§ **Exercise prompt**: Below is a listing; reproduce each line of it exactly.

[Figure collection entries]
################

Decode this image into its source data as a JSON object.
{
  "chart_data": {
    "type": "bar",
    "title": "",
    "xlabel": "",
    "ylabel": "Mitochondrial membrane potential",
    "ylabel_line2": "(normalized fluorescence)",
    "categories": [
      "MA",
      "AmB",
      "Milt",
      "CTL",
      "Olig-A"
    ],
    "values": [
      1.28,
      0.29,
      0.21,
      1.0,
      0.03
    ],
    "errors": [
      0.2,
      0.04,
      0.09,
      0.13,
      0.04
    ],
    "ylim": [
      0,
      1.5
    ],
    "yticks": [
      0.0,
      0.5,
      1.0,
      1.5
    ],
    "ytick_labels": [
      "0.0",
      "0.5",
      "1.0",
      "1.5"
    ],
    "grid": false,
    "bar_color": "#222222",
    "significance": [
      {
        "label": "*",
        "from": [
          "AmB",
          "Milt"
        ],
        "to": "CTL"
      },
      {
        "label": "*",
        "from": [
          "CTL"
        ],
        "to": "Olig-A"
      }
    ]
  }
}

################

§ **Solution to this task**:
Decode this image into its source data as a JSON object.
{
  "chart_data": {
    "type": "bar",
    "title": "",
    "xlabel": "",
    "ylabel": "Mitochondrial membrane potential",
    "ylabel_line2": "(normalized fluorescence)",
    "categories": [
      "MA",
      "AmB",
      "Milt",
      "CTL",
      "Olig-A"
    ],
    "values": [
      1.28,
      0.29,
      0.21,
      1.0,
      0.03
    ],
    "errors": [
      0.2,
      0.04,
      0.09,
      0.13,
      0.04
    ],
    "ylim": [
      0,
      1.5
    ],
    "yticks": [
      0.0,
      0.5,
      1.0,
      1.5
    ],
    "ytick_labels": [
      "0.0",
      "0.5",
      "1.0",
      "1.5"
    ],
    "grid": false,
    "bar_color": "#222222",
    "significance": [
      {
        "label": "*",
        "from": [
          "AmB",
          "Milt"
        ],
        "to": "CTL"
      },
      {
        "label": "*",
        "from": [
          "CTL"
        ],
        "to": "Olig-A"
      }
    ]
  }
}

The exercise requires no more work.